**Data supplied**
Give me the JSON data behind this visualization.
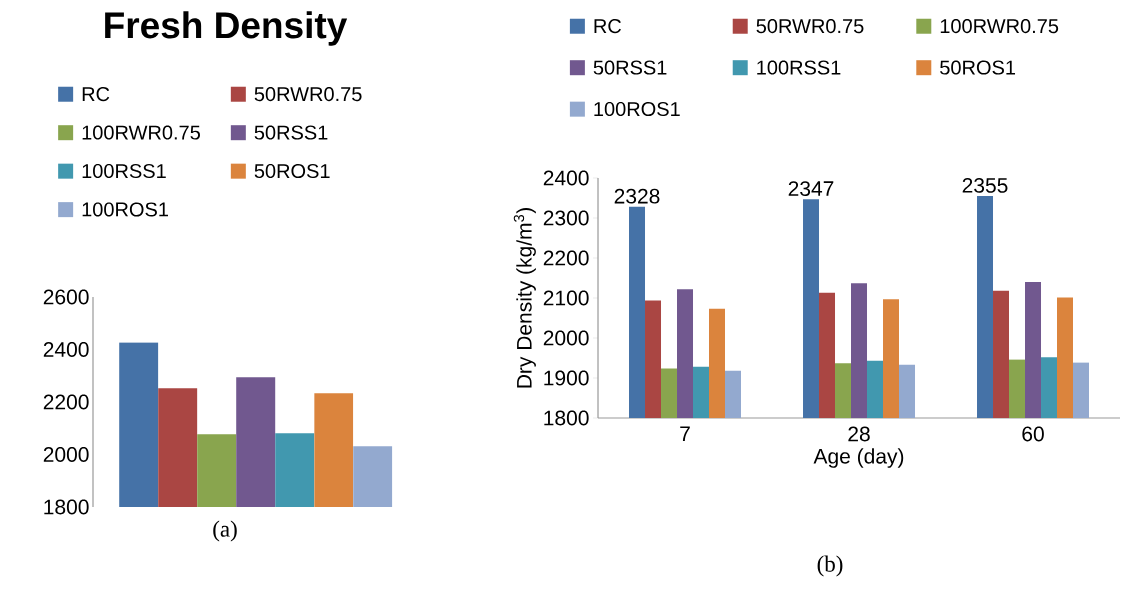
{
  "chart_data": [
    {
      "type": "bar",
      "title": "Fresh Density",
      "categories": [
        null
      ],
      "ylim": [
        1800,
        2600
      ],
      "yticks": [
        1800,
        2000,
        2200,
        2400,
        2600
      ],
      "legend": "top",
      "annotations": [
        "(a)"
      ],
      "series": [
        {
          "name": "RC",
          "color": "#4572a7",
          "values": [
            2427
          ]
        },
        {
          "name": "50RWR0.75",
          "color": "#aa4643",
          "values": [
            2252
          ]
        },
        {
          "name": "100RWR0.75",
          "color": "#89a54e",
          "values": [
            2077
          ]
        },
        {
          "name": "50RSS1",
          "color": "#71588f",
          "values": [
            2294
          ]
        },
        {
          "name": "100RSS1",
          "color": "#4198af",
          "values": [
            2081
          ]
        },
        {
          "name": "50ROS1",
          "color": "#db843d",
          "values": [
            2233
          ]
        },
        {
          "name": "100ROS1",
          "color": "#93a9cf",
          "values": [
            2031
          ]
        }
      ]
    },
    {
      "type": "bar",
      "categories": [
        "7",
        "28",
        "60"
      ],
      "xlabel": "Age (day)",
      "ylabel": "Dry Density (kg/m$^{3}$)",
      "ylim": [
        1800,
        2400
      ],
      "yticks": [
        1800,
        1900,
        2000,
        2100,
        2200,
        2300,
        2400
      ],
      "legend": "top",
      "annotations": [
        "(b)"
      ],
      "series": [
        {
          "name": "RC",
          "color": "#4572a7",
          "values": [
            2328,
            2347,
            2355
          ],
          "value_labels": [
            "2328",
            "2347",
            "2355"
          ]
        },
        {
          "name": "50RWR0.75",
          "color": "#aa4643",
          "values": [
            2094,
            2113,
            2118
          ]
        },
        {
          "name": "100RWR0.75",
          "color": "#89a54e",
          "values": [
            1924,
            1937,
            1946
          ]
        },
        {
          "name": "50RSS1",
          "color": "#71588f",
          "values": [
            2122,
            2137,
            2140
          ]
        },
        {
          "name": "100RSS1",
          "color": "#4198af",
          "values": [
            1928,
            1943,
            1952
          ]
        },
        {
          "name": "50ROS1",
          "color": "#db843d",
          "values": [
            2073,
            2097,
            2101
          ]
        },
        {
          "name": "100ROS1",
          "color": "#93a9cf",
          "values": [
            1918,
            1933,
            1939
          ]
        }
      ]
    }
  ]
}
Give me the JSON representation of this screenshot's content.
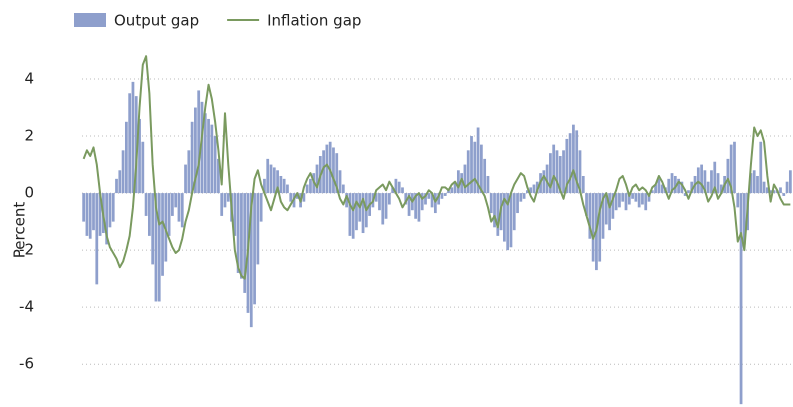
{
  "chart_data": {
    "type": "bar",
    "ylabel": "Percent",
    "ylim": [
      -7.5,
      5
    ],
    "yticks": [
      -6,
      -4,
      -2,
      0,
      2,
      4
    ],
    "grid": true,
    "legend": "top-left",
    "series": [
      {
        "name": "Output gap",
        "type": "bar",
        "color": "#8e9fcc",
        "values": [
          -1.0,
          -1.5,
          -1.6,
          -1.3,
          -3.2,
          -1.5,
          -1.4,
          -1.8,
          -1.2,
          -1.0,
          0.5,
          0.8,
          1.5,
          2.5,
          3.5,
          3.9,
          3.4,
          2.6,
          1.8,
          -0.8,
          -1.5,
          -2.5,
          -3.8,
          -3.8,
          -2.9,
          -2.4,
          -1.5,
          -0.8,
          -0.5,
          -1.0,
          -1.2,
          1.0,
          1.5,
          2.5,
          3.0,
          3.6,
          3.2,
          2.8,
          2.6,
          2.4,
          2.0,
          1.2,
          -0.8,
          -0.5,
          -0.3,
          -1.0,
          -1.5,
          -2.8,
          -3.0,
          -3.5,
          -4.2,
          -4.7,
          -3.9,
          -2.5,
          -1.0,
          0.5,
          1.2,
          1.0,
          0.9,
          0.8,
          0.6,
          0.5,
          0.3,
          -0.3,
          -0.5,
          -0.2,
          -0.5,
          -0.3,
          0.3,
          0.5,
          0.7,
          1.0,
          1.3,
          1.5,
          1.7,
          1.8,
          1.6,
          1.4,
          0.8,
          0.3,
          -0.5,
          -1.5,
          -1.6,
          -1.3,
          -1.0,
          -1.4,
          -1.2,
          -0.8,
          -0.5,
          -0.3,
          -0.6,
          -1.1,
          -0.9,
          -0.4,
          0.2,
          0.5,
          0.4,
          0.2,
          -0.4,
          -0.8,
          -0.6,
          -0.9,
          -1.0,
          -0.6,
          -0.4,
          -0.2,
          -0.5,
          -0.7,
          -0.4,
          -0.2,
          -0.1,
          0.1,
          0.2,
          0.4,
          0.8,
          0.7,
          1.0,
          1.5,
          2.0,
          1.8,
          2.3,
          1.7,
          1.2,
          0.6,
          -0.7,
          -1.2,
          -1.5,
          -1.3,
          -1.7,
          -2.0,
          -1.9,
          -1.3,
          -0.7,
          -0.3,
          -0.2,
          0.1,
          0.2,
          0.3,
          0.4,
          0.7,
          0.8,
          1.0,
          1.4,
          1.7,
          1.5,
          1.3,
          1.5,
          1.9,
          2.1,
          2.4,
          2.2,
          1.5,
          0.6,
          -0.8,
          -1.6,
          -2.4,
          -2.7,
          -2.4,
          -1.6,
          -1.1,
          -1.3,
          -0.9,
          -0.6,
          -0.5,
          -0.3,
          -0.6,
          -0.4,
          -0.2,
          -0.3,
          -0.5,
          -0.4,
          -0.6,
          -0.3,
          0.1,
          0.3,
          0.5,
          0.3,
          0.2,
          0.5,
          0.7,
          0.6,
          0.5,
          0.4,
          -0.1,
          0.1,
          0.4,
          0.6,
          0.9,
          1.0,
          0.8,
          0.4,
          0.8,
          1.1,
          0.7,
          0.3,
          0.6,
          1.2,
          1.7,
          1.8,
          -0.5,
          -7.4,
          -1.8,
          -1.3,
          0.7,
          0.8,
          0.6,
          1.8,
          0.4,
          0.2,
          0.1,
          0.1,
          0.1,
          0.2,
          -0.1,
          0.4,
          0.8
        ]
      },
      {
        "name": "Inflation gap",
        "type": "line",
        "color": "#7a9a5f",
        "values": [
          1.2,
          1.5,
          1.3,
          1.6,
          1.0,
          0.0,
          -0.8,
          -1.5,
          -1.9,
          -2.1,
          -2.3,
          -2.6,
          -2.4,
          -2.0,
          -1.5,
          -0.5,
          1.0,
          3.0,
          4.5,
          4.8,
          3.5,
          1.0,
          -0.5,
          -1.1,
          -1.0,
          -1.3,
          -1.6,
          -1.9,
          -2.1,
          -2.0,
          -1.6,
          -1.0,
          -0.6,
          0.0,
          0.5,
          1.0,
          2.0,
          3.0,
          3.8,
          3.3,
          2.5,
          1.5,
          0.3,
          2.8,
          1.0,
          -0.5,
          -2.0,
          -2.6,
          -2.9,
          -3.0,
          -2.0,
          -0.5,
          0.5,
          0.8,
          0.3,
          0.0,
          -0.3,
          -0.6,
          -0.2,
          0.2,
          -0.3,
          -0.5,
          -0.6,
          -0.4,
          -0.2,
          0.0,
          -0.3,
          0.2,
          0.5,
          0.7,
          0.4,
          0.2,
          0.6,
          0.9,
          1.0,
          0.8,
          0.5,
          0.2,
          -0.2,
          -0.4,
          -0.1,
          -0.4,
          -0.6,
          -0.3,
          -0.5,
          -0.2,
          -0.6,
          -0.4,
          -0.3,
          0.1,
          0.2,
          0.3,
          0.1,
          0.4,
          0.2,
          0.0,
          -0.2,
          -0.5,
          -0.3,
          -0.1,
          -0.3,
          -0.1,
          0.0,
          -0.2,
          -0.1,
          0.1,
          0.0,
          -0.3,
          -0.1,
          0.2,
          0.2,
          0.1,
          0.3,
          0.4,
          0.2,
          0.5,
          0.2,
          0.3,
          0.4,
          0.5,
          0.3,
          0.1,
          -0.1,
          -0.5,
          -1.0,
          -0.8,
          -1.2,
          -0.5,
          -0.2,
          -0.4,
          0.0,
          0.3,
          0.5,
          0.7,
          0.6,
          0.2,
          -0.1,
          -0.3,
          0.1,
          0.4,
          0.6,
          0.4,
          0.2,
          0.6,
          0.4,
          0.1,
          -0.2,
          0.3,
          0.5,
          0.8,
          0.4,
          0.1,
          -0.4,
          -0.8,
          -1.2,
          -1.6,
          -1.3,
          -0.6,
          -0.2,
          0.0,
          -0.5,
          -0.2,
          0.1,
          0.5,
          0.6,
          0.3,
          -0.1,
          0.2,
          0.3,
          0.1,
          0.2,
          0.1,
          -0.1,
          0.2,
          0.3,
          0.6,
          0.4,
          0.1,
          -0.2,
          0.1,
          0.2,
          0.4,
          0.3,
          0.1,
          -0.2,
          0.1,
          0.3,
          0.4,
          0.3,
          0.1,
          -0.3,
          -0.1,
          0.2,
          -0.2,
          0.0,
          0.3,
          0.5,
          0.2,
          -0.5,
          -1.7,
          -1.4,
          -2.0,
          -0.5,
          1.0,
          2.3,
          2.0,
          2.2,
          1.8,
          0.6,
          -0.3,
          0.3,
          0.1,
          -0.2,
          -0.4,
          -0.4,
          -0.4
        ]
      }
    ]
  }
}
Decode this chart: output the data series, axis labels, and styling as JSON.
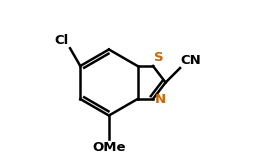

**Problem to work on**
Tally how many lines of the data include the word "Give". Write the number and nothing else.

**Task solution**
2